# Start of SOURCE MATERIAL

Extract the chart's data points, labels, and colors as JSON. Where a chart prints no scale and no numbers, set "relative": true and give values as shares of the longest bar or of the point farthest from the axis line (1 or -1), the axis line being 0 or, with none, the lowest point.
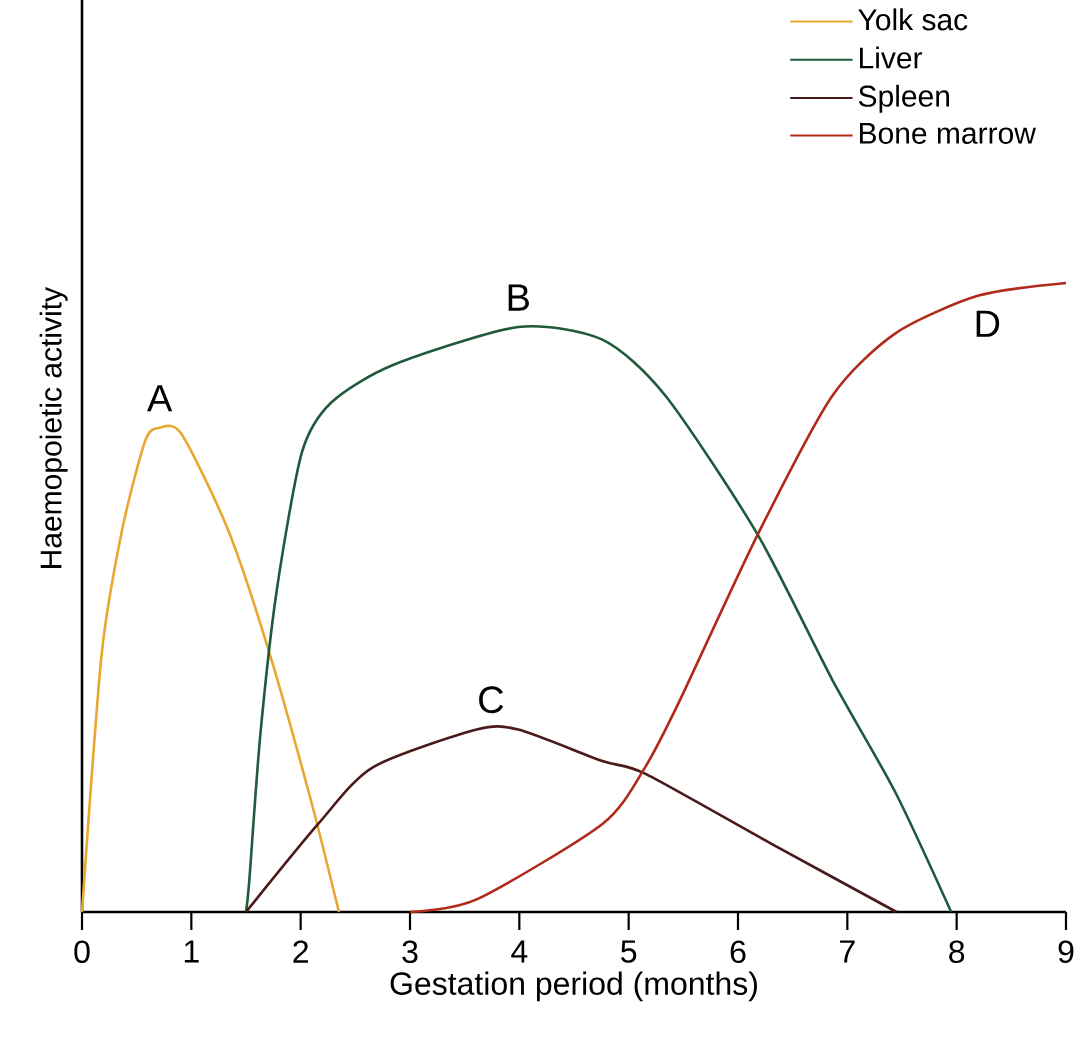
{
  "chart_data": {
    "type": "line",
    "relative": true,
    "xlabel": "Gestation period (months)",
    "ylabel": "Haemopoietic activity",
    "xlim": [
      0,
      9
    ],
    "xticks": [
      0,
      1,
      2,
      3,
      4,
      5,
      6,
      7,
      8,
      9
    ],
    "legend": "top right",
    "marker": "none",
    "line_style": "solid",
    "grid": false,
    "series": [
      {
        "name": "Yolk sac",
        "color": "#e8a830",
        "x": [
          0,
          0.18,
          0.37,
          0.58,
          0.71,
          0.91,
          1.33,
          1.7,
          2.09,
          2.35
        ],
        "values": [
          0,
          0.41,
          0.61,
          0.75,
          0.77,
          0.76,
          0.61,
          0.42,
          0.18,
          0
        ]
      },
      {
        "name": "Liver",
        "color": "#1f5a3a",
        "x": [
          1.5,
          1.53,
          1.63,
          1.78,
          2.01,
          2.28,
          2.85,
          3.99,
          4.76,
          5.34,
          6.18,
          6.86,
          7.44,
          7.95
        ],
        "values": [
          0,
          0.05,
          0.28,
          0.51,
          0.73,
          0.81,
          0.87,
          0.93,
          0.91,
          0.82,
          0.6,
          0.37,
          0.19,
          0
        ]
      },
      {
        "name": "Spleen",
        "color": "#4a1a1a",
        "x": [
          1.5,
          2.16,
          2.66,
          3.61,
          3.99,
          4.76,
          5.15,
          6.29,
          7.45
        ],
        "values": [
          0,
          0.14,
          0.23,
          0.29,
          0.29,
          0.24,
          0.22,
          0.11,
          0
        ]
      },
      {
        "name": "Bone marrow",
        "color": "#b02a1a",
        "x": [
          3.0,
          3.61,
          4.76,
          5.15,
          5.45,
          6.18,
          6.86,
          7.44,
          8.2,
          9.0
        ],
        "values": [
          0,
          0.02,
          0.14,
          0.23,
          0.33,
          0.6,
          0.82,
          0.92,
          0.98,
          1.0
        ]
      }
    ],
    "annotations": [
      {
        "text": "A",
        "x": 0.71,
        "y": 0.77
      },
      {
        "text": "B",
        "x": 3.99,
        "y": 0.93
      },
      {
        "text": "C",
        "x": 3.74,
        "y": 0.29
      },
      "D"
    ]
  }
}
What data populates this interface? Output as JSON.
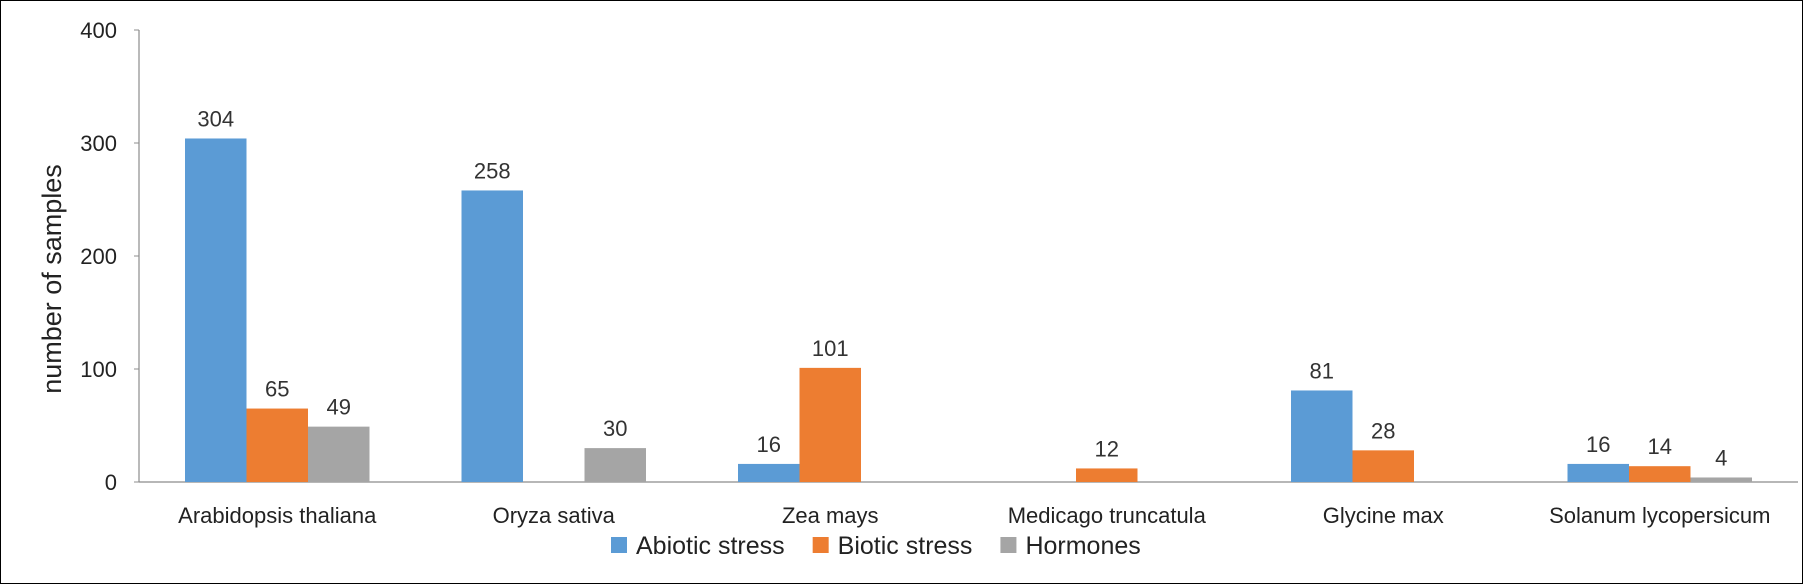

# End of SOURCE MATERIAL

• [EXERCISE REQUIREMENTS]
The entries above should be reproduced exactly, without their pictures.

• [WRITTEN SOLUTION]
Extract the chart's data points, labels, and colors as JSON. Where a chart prints no scale and no numbers, set "relative": true and give values as shares of the longest bar or of the point farthest from the axis line (1 or -1), the axis line being 0 or, with none, the lowest point.
{
  "chart_data": {
    "type": "line",
    "relative": true,
    "xlabel": "Gestation period (months)",
    "ylabel": "Haemopoietic activity",
    "xlim": [
      0,
      9
    ],
    "xticks": [
      0,
      1,
      2,
      3,
      4,
      5,
      6,
      7,
      8,
      9
    ],
    "legend": "top right",
    "marker": "none",
    "line_style": "solid",
    "grid": false,
    "series": [
      {
        "name": "Yolk sac",
        "color": "#e8a830",
        "x": [
          0,
          0.18,
          0.37,
          0.58,
          0.71,
          0.91,
          1.33,
          1.7,
          2.09,
          2.35
        ],
        "values": [
          0,
          0.41,
          0.61,
          0.75,
          0.77,
          0.76,
          0.61,
          0.42,
          0.18,
          0
        ]
      },
      {
        "name": "Liver",
        "color": "#1f5a3a",
        "x": [
          1.5,
          1.53,
          1.63,
          1.78,
          2.01,
          2.28,
          2.85,
          3.99,
          4.76,
          5.34,
          6.18,
          6.86,
          7.44,
          7.95
        ],
        "values": [
          0,
          0.05,
          0.28,
          0.51,
          0.73,
          0.81,
          0.87,
          0.93,
          0.91,
          0.82,
          0.6,
          0.37,
          0.19,
          0
        ]
      },
      {
        "name": "Spleen",
        "color": "#4a1a1a",
        "x": [
          1.5,
          2.16,
          2.66,
          3.61,
          3.99,
          4.76,
          5.15,
          6.29,
          7.45
        ],
        "values": [
          0,
          0.14,
          0.23,
          0.29,
          0.29,
          0.24,
          0.22,
          0.11,
          0
        ]
      },
      {
        "name": "Bone marrow",
        "color": "#b02a1a",
        "x": [
          3.0,
          3.61,
          4.76,
          5.15,
          5.45,
          6.18,
          6.86,
          7.44,
          8.2,
          9.0
        ],
        "values": [
          0,
          0.02,
          0.14,
          0.23,
          0.33,
          0.6,
          0.82,
          0.92,
          0.98,
          1.0
        ]
      }
    ],
    "annotations": [
      {
        "text": "A",
        "x": 0.71,
        "y": 0.77
      },
      {
        "text": "B",
        "x": 3.99,
        "y": 0.93
      },
      {
        "text": "C",
        "x": 3.74,
        "y": 0.29
      },
      "D"
    ]
  }
}
What data populates this interface? Output as JSON.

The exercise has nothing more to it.